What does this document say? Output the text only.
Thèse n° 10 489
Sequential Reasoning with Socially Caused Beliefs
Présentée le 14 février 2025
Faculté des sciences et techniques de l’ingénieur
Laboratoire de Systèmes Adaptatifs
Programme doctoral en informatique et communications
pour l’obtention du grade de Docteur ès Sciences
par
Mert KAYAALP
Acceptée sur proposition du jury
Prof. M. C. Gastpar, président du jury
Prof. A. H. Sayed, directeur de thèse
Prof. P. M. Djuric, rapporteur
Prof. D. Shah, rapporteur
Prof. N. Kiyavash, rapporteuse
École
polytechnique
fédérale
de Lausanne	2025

# # #

[Instruction]
Give back all the data exactly as written.

[Worked answer]
What does this document say? Output the text only.
Thèse n° 10 489
Sequential Reasoning with Socially Caused Beliefs
Présentée le 14 février 2025
Faculté des sciences et techniques de l’ingénieur
Laboratoire de Systèmes Adaptatifs
Programme doctoral en informatique et communications
pour l’obtention du grade de Docteur ès Sciences
par
Mert KAYAALP
Acceptée sur proposition du jury
Prof. M. C. Gastpar, président du jury
Prof. A. H. Sayed, directeur de thèse
Prof. P. M. Djuric, rapporteur
Prof. D. Shah, rapporteur
Prof. N. Kiyavash, rapporteuse
École
polytechnique
fédérale
de Lausanne	2025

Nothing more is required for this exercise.